TASK REQUIREMENTS. Locate the lines where "into" occurs and copy them as they stand.

INPUT.

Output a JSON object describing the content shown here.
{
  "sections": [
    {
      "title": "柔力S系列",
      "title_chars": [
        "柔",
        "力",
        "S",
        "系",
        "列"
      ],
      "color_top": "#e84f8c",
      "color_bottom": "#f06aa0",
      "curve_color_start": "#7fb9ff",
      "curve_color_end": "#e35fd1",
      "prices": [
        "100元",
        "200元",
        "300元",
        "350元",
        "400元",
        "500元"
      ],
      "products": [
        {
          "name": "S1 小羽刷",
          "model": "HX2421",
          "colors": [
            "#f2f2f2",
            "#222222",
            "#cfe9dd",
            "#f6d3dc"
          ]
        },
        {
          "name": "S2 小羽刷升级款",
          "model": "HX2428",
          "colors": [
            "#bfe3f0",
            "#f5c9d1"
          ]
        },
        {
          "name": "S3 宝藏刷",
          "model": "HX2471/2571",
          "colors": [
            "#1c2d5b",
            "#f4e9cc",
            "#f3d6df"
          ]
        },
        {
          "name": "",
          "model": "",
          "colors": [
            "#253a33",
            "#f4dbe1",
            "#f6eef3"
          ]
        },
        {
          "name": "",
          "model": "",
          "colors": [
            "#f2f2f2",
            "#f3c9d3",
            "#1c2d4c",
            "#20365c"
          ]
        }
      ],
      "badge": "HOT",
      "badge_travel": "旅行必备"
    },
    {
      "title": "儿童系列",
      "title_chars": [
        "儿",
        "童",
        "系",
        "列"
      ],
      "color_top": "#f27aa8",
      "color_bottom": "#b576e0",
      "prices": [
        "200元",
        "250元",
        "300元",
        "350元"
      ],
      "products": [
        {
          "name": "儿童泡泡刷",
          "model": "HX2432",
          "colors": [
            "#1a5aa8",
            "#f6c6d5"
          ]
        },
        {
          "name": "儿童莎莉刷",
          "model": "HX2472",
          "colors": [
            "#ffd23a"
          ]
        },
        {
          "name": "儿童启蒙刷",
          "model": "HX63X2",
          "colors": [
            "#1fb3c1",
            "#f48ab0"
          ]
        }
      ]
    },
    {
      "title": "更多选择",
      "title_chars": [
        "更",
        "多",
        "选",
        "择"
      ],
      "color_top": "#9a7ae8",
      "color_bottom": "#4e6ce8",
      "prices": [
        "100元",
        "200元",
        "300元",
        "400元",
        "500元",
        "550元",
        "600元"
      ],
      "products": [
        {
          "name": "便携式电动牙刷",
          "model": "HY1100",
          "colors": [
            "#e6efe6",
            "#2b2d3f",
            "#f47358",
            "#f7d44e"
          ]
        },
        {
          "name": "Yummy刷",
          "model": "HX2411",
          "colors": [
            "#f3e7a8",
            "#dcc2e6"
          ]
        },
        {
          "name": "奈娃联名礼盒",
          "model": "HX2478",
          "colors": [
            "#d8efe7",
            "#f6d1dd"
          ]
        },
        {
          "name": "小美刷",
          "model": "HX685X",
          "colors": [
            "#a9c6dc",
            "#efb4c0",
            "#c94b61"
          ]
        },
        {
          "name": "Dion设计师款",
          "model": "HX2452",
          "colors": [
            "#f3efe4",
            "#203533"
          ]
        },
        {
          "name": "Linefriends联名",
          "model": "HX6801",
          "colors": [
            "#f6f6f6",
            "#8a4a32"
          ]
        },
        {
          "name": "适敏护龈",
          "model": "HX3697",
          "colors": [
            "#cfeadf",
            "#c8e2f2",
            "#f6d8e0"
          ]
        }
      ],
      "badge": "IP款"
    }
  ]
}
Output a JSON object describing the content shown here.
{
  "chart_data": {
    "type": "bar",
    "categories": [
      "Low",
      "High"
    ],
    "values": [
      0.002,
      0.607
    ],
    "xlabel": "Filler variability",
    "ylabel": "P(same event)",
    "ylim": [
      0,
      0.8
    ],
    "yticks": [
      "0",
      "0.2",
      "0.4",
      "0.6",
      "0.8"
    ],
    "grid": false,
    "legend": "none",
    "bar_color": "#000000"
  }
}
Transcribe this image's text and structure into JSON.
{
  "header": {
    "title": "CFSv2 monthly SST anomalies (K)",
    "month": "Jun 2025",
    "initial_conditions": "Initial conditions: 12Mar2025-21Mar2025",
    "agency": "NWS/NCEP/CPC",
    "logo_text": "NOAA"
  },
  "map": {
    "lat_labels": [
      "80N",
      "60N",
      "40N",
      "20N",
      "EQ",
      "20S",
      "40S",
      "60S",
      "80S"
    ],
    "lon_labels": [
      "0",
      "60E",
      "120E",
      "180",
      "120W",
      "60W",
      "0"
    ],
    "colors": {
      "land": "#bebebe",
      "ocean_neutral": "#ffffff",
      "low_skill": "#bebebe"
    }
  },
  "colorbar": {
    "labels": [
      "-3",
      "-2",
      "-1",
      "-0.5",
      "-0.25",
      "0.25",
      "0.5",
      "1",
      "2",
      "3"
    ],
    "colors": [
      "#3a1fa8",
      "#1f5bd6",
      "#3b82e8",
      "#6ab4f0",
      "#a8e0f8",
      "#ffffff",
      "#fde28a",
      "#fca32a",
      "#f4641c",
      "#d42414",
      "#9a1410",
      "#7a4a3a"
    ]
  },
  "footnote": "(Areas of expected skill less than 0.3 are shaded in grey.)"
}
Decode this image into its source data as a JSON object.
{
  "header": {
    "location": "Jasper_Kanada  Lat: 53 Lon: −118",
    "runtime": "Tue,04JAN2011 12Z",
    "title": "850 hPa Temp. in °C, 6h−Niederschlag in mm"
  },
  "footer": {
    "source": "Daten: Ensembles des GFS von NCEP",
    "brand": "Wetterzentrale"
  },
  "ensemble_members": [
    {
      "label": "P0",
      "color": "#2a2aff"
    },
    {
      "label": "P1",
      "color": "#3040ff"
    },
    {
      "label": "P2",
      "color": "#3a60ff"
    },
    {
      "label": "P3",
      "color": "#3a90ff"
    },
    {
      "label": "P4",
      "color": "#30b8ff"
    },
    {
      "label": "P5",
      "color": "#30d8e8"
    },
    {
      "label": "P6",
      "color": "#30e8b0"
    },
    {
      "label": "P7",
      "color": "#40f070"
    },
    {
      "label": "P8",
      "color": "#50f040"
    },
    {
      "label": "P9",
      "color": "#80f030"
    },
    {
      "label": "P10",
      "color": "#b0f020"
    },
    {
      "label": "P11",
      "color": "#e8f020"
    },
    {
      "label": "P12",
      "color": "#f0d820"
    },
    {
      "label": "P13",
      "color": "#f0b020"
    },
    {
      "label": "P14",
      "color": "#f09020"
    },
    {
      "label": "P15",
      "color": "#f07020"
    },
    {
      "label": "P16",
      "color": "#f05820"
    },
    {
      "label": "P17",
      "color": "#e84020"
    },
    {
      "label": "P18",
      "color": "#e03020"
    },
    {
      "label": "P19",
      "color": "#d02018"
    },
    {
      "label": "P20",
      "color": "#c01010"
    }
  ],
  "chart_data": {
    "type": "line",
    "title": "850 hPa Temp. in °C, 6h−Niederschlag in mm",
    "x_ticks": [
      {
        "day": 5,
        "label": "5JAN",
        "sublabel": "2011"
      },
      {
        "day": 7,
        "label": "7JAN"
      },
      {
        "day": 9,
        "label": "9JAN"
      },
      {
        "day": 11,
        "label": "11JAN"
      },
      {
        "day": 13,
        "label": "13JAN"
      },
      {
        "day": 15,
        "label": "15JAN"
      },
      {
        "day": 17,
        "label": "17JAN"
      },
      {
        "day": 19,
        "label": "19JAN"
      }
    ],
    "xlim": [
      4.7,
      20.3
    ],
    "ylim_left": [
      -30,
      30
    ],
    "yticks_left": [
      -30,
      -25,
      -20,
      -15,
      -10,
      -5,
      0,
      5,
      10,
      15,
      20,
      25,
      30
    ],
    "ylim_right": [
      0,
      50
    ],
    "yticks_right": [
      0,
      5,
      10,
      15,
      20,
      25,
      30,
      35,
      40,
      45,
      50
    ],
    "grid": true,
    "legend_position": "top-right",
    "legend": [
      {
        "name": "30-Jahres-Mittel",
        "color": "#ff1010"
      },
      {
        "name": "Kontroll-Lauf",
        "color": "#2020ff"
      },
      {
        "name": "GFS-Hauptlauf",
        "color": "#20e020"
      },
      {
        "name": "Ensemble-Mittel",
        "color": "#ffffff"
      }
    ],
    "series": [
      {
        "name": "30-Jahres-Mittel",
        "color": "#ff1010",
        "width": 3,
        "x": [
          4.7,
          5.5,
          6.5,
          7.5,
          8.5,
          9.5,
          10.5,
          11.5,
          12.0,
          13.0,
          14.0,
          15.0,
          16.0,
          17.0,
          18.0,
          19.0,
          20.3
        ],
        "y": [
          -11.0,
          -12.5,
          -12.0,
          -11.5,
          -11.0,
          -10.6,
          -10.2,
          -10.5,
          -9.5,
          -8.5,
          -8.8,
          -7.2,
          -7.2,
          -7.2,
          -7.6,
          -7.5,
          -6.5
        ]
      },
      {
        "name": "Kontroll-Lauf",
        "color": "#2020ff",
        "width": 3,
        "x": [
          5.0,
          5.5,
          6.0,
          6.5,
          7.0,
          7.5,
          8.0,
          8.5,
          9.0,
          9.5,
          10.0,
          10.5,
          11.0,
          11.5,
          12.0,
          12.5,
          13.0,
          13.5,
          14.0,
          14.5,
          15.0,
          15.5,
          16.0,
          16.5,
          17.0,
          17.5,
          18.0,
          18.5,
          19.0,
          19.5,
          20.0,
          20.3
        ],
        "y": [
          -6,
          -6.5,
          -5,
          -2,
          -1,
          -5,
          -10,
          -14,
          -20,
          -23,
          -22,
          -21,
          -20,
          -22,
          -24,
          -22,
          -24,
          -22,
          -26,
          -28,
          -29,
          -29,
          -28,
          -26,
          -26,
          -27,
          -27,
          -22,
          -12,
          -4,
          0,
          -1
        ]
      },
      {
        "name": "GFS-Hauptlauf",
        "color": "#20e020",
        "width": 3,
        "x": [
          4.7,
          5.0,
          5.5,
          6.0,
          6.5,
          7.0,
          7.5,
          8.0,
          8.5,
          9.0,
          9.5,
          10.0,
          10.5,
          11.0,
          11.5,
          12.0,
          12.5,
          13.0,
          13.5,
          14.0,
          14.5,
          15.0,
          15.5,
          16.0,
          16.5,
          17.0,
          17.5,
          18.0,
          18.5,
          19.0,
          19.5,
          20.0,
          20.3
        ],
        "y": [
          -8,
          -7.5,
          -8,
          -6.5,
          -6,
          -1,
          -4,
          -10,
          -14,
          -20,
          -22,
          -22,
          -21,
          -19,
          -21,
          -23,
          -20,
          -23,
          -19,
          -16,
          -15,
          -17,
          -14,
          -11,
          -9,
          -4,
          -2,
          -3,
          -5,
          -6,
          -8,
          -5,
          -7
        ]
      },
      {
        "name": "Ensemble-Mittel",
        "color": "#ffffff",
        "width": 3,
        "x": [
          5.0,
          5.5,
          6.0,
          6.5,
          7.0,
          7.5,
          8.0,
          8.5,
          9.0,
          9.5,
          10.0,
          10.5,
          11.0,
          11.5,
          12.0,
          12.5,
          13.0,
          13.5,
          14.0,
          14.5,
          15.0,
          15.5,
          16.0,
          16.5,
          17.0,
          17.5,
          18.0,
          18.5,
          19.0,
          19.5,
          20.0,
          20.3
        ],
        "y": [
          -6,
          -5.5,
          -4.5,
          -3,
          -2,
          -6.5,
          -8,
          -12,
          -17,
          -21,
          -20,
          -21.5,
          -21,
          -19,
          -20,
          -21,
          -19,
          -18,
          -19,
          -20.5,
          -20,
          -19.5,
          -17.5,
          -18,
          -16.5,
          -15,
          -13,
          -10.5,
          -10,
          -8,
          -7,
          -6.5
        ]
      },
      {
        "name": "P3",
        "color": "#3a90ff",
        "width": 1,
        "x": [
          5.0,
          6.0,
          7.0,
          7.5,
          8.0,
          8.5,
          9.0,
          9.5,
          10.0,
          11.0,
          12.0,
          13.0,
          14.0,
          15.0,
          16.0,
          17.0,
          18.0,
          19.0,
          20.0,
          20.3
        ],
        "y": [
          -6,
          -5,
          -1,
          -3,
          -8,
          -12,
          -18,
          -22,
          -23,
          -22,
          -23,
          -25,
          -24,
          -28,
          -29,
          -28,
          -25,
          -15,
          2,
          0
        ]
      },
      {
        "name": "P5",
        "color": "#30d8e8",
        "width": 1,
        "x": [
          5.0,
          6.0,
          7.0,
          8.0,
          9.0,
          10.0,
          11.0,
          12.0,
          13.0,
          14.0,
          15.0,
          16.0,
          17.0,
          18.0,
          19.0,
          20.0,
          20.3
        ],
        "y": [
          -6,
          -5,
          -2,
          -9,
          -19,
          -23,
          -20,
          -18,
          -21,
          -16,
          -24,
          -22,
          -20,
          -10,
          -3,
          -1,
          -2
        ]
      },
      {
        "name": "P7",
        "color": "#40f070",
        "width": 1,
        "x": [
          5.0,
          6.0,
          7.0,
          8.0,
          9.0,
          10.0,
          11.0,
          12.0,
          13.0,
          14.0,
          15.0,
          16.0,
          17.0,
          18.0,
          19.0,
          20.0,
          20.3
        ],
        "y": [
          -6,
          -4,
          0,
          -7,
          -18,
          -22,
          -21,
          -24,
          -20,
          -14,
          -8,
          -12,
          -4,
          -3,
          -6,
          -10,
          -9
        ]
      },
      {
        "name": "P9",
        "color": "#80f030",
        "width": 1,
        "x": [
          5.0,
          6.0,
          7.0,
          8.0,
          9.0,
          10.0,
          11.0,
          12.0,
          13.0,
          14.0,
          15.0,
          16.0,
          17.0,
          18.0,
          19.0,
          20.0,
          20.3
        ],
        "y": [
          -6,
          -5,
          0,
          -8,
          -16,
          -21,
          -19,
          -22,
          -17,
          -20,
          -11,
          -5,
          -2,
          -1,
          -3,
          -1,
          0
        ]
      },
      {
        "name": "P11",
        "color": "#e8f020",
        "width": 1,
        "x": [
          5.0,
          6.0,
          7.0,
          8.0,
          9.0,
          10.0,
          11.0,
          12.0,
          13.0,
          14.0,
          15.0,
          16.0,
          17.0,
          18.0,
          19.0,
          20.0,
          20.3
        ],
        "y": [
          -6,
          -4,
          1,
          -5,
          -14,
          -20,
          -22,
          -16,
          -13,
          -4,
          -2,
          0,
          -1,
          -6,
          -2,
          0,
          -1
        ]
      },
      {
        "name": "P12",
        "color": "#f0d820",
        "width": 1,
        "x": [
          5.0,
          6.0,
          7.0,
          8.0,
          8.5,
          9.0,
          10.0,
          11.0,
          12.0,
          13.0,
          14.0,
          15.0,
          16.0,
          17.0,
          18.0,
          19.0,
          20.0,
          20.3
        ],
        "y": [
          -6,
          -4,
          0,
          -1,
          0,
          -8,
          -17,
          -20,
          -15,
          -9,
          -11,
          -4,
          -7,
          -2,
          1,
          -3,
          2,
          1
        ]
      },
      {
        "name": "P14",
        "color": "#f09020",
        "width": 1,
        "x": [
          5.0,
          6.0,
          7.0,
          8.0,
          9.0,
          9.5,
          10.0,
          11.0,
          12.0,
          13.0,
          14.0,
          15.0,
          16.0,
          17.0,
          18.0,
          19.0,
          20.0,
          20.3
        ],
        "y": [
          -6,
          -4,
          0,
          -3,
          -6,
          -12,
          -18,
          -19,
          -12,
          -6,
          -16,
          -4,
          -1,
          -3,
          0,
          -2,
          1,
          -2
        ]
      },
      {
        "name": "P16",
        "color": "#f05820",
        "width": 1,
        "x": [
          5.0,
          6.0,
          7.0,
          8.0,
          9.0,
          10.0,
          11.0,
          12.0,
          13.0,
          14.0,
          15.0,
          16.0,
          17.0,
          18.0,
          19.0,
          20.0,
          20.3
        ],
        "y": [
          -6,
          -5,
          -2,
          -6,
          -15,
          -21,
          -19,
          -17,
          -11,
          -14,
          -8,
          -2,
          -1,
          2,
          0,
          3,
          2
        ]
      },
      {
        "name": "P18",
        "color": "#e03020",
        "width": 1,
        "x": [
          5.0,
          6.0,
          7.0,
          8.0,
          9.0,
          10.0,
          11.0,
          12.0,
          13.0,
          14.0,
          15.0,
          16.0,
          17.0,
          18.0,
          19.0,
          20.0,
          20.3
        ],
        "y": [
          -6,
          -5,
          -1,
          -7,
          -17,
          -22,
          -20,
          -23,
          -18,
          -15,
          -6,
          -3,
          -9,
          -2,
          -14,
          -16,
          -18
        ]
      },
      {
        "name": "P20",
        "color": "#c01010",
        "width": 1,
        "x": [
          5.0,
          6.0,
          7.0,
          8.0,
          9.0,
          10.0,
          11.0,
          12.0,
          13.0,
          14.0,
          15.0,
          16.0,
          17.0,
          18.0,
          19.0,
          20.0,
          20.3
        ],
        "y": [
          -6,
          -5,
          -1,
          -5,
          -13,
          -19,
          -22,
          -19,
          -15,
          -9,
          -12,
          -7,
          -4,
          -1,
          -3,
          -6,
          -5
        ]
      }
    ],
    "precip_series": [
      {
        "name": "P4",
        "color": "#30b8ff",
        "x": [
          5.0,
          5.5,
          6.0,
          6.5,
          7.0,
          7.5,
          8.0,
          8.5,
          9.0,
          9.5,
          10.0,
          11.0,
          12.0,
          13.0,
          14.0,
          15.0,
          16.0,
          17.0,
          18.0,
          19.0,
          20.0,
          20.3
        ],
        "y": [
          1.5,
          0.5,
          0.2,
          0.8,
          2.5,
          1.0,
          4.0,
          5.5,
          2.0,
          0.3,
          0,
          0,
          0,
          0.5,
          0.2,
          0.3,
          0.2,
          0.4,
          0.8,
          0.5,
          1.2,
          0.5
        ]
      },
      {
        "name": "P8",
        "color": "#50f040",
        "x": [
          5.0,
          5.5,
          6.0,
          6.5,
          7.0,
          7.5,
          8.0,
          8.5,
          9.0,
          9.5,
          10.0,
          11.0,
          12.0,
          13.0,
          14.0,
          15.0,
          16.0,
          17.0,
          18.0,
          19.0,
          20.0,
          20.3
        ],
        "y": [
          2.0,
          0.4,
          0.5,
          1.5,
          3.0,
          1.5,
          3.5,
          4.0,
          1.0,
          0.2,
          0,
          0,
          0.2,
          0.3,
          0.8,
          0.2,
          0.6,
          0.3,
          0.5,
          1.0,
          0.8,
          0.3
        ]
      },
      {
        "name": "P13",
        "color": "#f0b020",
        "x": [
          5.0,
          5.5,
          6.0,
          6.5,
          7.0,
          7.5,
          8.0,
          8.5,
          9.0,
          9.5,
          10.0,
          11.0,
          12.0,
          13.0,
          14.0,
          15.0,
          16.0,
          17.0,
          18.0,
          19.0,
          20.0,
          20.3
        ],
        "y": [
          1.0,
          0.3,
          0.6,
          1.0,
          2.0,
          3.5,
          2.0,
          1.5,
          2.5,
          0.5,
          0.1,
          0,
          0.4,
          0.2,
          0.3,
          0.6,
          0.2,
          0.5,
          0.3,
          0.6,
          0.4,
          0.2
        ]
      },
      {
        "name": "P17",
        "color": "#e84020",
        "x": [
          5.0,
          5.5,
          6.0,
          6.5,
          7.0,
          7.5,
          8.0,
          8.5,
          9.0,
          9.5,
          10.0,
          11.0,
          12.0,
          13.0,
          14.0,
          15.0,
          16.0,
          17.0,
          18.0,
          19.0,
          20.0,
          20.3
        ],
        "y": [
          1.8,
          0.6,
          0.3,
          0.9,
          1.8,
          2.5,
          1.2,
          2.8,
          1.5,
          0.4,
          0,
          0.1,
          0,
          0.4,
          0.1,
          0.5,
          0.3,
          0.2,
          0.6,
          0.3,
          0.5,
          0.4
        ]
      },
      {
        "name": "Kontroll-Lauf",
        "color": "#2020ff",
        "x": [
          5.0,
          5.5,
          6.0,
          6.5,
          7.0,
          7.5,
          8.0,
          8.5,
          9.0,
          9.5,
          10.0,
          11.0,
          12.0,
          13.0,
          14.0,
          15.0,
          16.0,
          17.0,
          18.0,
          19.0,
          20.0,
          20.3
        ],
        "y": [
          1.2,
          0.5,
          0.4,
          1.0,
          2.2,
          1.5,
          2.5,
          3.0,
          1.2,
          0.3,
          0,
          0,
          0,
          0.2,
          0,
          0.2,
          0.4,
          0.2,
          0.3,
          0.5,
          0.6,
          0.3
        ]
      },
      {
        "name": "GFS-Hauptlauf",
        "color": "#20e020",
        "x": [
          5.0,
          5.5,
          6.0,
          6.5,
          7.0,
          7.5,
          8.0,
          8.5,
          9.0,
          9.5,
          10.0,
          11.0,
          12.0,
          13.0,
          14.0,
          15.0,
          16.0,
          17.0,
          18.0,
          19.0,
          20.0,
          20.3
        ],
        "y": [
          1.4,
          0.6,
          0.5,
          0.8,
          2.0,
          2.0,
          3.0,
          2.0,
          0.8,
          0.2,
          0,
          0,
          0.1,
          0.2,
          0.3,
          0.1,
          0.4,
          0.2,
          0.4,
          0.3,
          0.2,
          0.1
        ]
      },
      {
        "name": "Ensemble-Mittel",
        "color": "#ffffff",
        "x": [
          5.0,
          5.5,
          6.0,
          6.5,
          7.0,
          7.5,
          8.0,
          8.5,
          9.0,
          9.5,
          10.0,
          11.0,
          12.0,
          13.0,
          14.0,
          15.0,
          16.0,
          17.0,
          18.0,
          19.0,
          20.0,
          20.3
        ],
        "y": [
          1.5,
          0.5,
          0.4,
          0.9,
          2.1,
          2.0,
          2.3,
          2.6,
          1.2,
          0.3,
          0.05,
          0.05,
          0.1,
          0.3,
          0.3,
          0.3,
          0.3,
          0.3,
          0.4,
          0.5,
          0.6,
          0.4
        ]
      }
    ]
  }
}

TASK RESULT.
Transcribe this image's text and structure into JSON.
Decode this image into its source data as a JSON object.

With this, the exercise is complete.